Request: Show every line in the records below that contains the word "Κώδικας".

Data records:

-=-=-

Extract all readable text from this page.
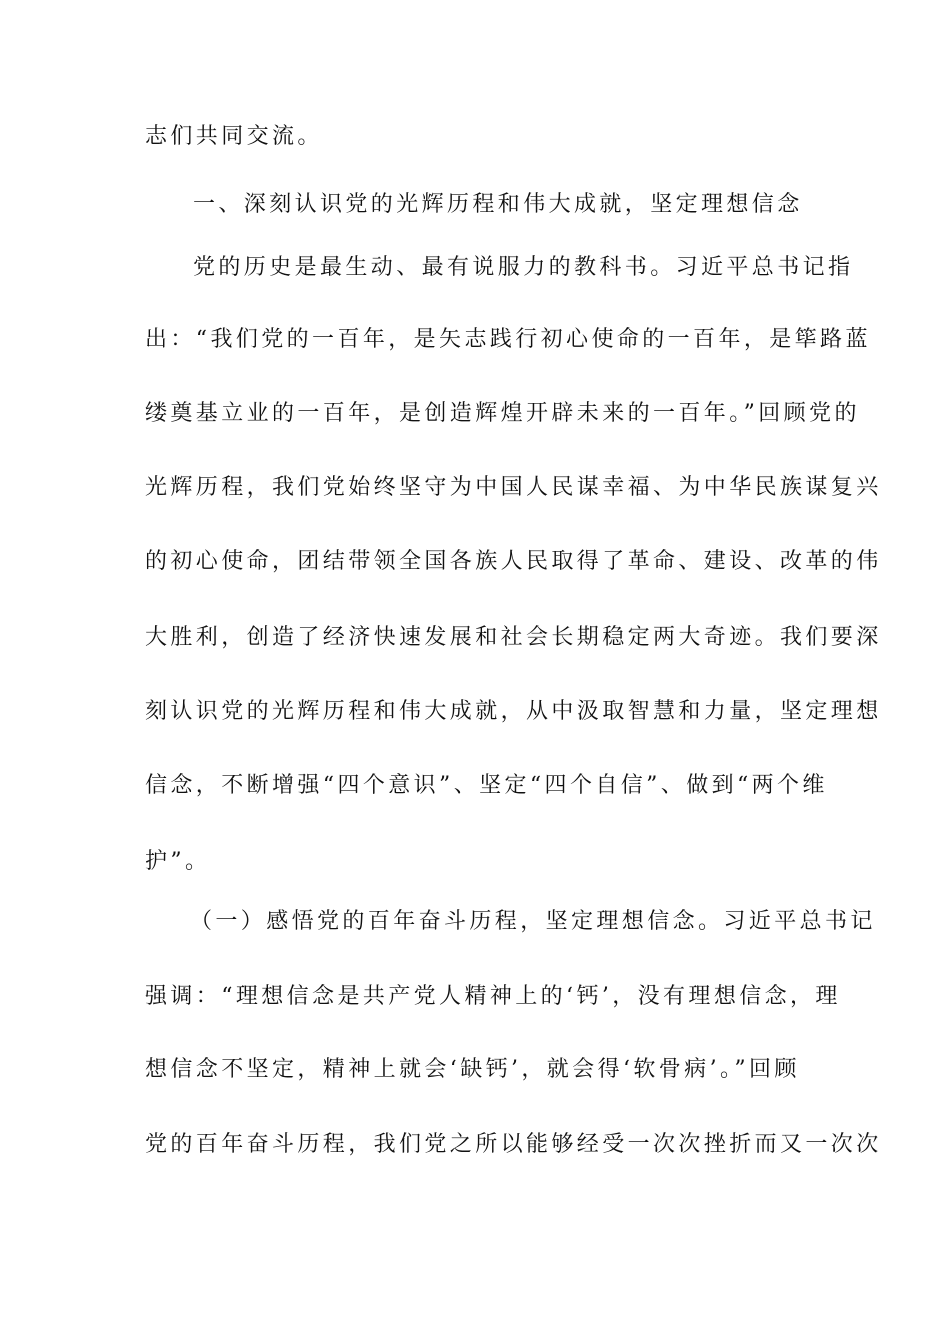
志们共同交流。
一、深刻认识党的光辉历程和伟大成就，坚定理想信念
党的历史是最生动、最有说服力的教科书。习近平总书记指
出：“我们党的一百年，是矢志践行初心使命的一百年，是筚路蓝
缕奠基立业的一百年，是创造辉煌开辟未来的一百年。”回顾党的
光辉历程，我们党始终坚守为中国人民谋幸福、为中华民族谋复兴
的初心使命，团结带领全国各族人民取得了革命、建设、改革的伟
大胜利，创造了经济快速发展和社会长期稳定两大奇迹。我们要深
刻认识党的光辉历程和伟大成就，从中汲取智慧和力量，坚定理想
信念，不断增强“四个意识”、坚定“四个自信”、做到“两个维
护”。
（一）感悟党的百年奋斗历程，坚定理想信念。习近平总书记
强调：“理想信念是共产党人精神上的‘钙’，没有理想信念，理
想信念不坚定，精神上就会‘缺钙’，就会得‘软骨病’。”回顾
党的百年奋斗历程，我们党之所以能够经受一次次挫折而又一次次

-=-=-

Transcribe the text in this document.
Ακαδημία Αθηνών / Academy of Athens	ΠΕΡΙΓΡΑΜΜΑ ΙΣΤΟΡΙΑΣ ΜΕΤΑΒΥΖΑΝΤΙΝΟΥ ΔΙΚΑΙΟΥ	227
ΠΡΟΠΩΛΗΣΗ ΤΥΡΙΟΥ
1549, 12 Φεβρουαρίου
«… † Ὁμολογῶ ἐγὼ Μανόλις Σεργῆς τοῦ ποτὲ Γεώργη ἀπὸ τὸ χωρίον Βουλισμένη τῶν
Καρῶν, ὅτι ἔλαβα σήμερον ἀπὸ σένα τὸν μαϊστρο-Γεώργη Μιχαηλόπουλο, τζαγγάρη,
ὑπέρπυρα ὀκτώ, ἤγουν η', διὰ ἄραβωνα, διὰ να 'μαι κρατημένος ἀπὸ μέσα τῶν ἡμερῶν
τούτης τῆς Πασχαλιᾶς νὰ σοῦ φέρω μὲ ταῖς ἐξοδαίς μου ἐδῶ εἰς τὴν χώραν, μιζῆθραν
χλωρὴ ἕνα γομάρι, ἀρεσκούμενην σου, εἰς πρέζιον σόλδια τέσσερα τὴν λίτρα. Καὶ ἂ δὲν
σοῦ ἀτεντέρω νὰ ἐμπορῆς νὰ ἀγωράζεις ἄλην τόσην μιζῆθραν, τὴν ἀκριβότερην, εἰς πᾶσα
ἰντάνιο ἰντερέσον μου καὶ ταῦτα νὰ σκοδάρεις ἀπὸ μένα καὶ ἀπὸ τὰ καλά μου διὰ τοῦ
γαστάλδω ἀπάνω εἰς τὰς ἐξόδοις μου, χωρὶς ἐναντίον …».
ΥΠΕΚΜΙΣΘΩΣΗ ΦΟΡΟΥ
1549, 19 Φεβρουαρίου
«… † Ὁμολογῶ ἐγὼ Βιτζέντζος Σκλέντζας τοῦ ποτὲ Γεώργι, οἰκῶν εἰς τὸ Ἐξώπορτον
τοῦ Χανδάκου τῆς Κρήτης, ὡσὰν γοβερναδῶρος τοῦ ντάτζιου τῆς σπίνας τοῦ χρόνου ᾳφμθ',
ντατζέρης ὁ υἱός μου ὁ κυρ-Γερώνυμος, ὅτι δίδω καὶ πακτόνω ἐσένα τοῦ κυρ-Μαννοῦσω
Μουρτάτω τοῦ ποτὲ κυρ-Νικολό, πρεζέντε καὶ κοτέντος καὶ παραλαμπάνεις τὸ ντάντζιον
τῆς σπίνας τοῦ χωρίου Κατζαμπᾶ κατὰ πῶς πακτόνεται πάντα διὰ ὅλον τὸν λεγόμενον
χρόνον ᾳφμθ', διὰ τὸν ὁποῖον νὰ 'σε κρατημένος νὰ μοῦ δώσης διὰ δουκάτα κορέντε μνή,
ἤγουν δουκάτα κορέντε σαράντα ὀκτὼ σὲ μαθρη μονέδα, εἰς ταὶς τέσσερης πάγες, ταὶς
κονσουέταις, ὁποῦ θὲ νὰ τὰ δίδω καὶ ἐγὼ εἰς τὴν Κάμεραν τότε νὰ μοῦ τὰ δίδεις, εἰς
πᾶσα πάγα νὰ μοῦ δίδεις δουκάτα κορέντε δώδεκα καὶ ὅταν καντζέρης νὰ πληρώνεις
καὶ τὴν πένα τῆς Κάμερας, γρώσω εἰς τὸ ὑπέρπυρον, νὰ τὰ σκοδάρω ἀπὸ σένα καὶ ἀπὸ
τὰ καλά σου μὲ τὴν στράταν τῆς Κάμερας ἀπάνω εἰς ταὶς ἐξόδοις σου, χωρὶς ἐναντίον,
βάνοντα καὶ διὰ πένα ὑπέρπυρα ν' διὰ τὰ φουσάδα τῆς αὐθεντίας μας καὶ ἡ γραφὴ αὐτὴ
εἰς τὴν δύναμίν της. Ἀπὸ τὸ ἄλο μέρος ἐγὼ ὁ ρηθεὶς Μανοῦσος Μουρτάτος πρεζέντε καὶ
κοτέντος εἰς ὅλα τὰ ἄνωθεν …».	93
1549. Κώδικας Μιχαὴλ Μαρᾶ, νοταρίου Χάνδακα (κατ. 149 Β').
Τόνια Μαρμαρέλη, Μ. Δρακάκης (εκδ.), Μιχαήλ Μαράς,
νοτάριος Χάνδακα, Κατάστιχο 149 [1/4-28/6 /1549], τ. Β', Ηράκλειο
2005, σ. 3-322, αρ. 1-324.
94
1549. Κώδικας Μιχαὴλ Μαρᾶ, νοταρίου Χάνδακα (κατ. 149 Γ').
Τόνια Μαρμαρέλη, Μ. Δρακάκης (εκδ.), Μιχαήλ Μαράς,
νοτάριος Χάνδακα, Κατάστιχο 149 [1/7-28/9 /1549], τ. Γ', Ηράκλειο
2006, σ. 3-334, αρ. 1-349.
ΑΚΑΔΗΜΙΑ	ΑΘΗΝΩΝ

-=-=-

Exercise response:
1549. Κώδικας Μιχαὴλ Μαρᾶ, νοταρίου Χάνδακα (κατ. 149 Β').
1549. Κώδικας Μιχαὴλ Μαρᾶ, νοταρίου Χάνδακα (κατ. 149 Γ').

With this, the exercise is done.